Exercise requirements >>
1. Copy word for word the portion of the mailing-list post quoting V. that opens with the words containing "VV(18): Grace" and closes with "Sec. i, p. 396)".
2. Continue the mailing-list post quoting V. from the point where it stops.

(Beginning of Exercise passage)

VV(18): Grace
Dave Monroe
davidmmonroe at yahoo.com
Sat Jun 16 20:27:44 CDT 2001
"A remarkable innovation would be the use of automata,
to play Su Feng's handmaidens. 'A German engineer is
building them,' said Itague. 'They're lovely
creatures: one will even unfastened your robe.
Another will play a zither--although the music itself
comes from the pit. But they move so gracefully! Not
like machines at all." (V., Ch. 14, Sec. i, p. 396)
"'What are you like unclothed? A chaos of flesh. But
as Su Feng, lit by hydrogen, oxygen, a cylinder of
lime moving doll-like in the confines of your costume
... You will drive Paris mad. Women and men alike.'"
(V.,
Ch. 14, Sec. ii, p. 404)
>From Paul De Man, "Aesthetic Formalization: Kleist's
Uber das Marionettentheater." The Rhetoric of
Romanticism (New York: Columbia UP, 1984), p. 262-90
...

(End of Exercise passage)
(Beginning of Data extracts)

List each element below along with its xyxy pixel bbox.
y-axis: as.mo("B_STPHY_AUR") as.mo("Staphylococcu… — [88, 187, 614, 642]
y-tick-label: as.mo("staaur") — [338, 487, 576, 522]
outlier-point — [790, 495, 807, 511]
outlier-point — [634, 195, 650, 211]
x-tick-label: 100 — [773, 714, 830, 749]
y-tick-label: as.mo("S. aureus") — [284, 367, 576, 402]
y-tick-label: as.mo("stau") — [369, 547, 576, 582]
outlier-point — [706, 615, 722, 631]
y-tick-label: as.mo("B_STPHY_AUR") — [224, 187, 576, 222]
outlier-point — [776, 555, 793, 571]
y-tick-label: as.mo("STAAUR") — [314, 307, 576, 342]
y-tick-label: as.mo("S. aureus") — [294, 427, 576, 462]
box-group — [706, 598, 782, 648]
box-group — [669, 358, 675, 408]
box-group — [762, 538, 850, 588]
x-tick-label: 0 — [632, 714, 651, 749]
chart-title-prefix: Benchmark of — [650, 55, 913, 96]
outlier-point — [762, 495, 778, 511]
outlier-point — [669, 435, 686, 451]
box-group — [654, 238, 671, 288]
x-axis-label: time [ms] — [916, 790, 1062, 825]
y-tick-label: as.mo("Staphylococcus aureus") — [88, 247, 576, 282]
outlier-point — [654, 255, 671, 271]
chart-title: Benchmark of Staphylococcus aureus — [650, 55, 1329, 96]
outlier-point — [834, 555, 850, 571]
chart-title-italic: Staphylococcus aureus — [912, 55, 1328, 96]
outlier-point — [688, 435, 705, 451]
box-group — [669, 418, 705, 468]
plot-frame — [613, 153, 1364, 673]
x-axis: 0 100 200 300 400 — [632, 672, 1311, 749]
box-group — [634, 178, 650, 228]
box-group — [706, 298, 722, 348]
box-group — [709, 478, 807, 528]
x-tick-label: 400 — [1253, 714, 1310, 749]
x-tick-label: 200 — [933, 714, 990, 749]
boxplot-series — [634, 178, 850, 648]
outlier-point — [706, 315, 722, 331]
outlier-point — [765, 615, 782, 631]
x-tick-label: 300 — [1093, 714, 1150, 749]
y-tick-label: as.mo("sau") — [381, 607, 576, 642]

(End of Data extracts)

Response list >>
1.
VV(18): Grace
Dave Monroe
davidmmonroe at yahoo.com
Sat Jun 16 20:27:44 CDT 2001
"A remarkable innovation would be the use of automata,
to play Su Feng's handmaidens. 'A German engineer is
building them,' said Itague. 'They're lovely
creatures: one will even unfastened your robe.
Another will play a zither--although the music itself
comes from the pit. But they move so gracefully! Not
like machines at all." (V., Ch. 14, Sec. i, p. 396)

2.
"Balanced motion compellingly leads to the privileged
metaphor of a center of gravity; from the moment we
have, as teh aesthetic implies, a measure of
phenomenality, the metaphor of gravity is unavoidable,
in sequential art forms such as narration or dance, as
is the metaphor of light in synchronic arts such as,
presumably, painting or lyric poetry. The great merit
of the puppets, 'thoe outstanding quality one looks
for in vain in the large majority of our dancers,' is
that they follow 'the pure law of gravity (das blosse
Gesetz der Schwere).'" (p. 286)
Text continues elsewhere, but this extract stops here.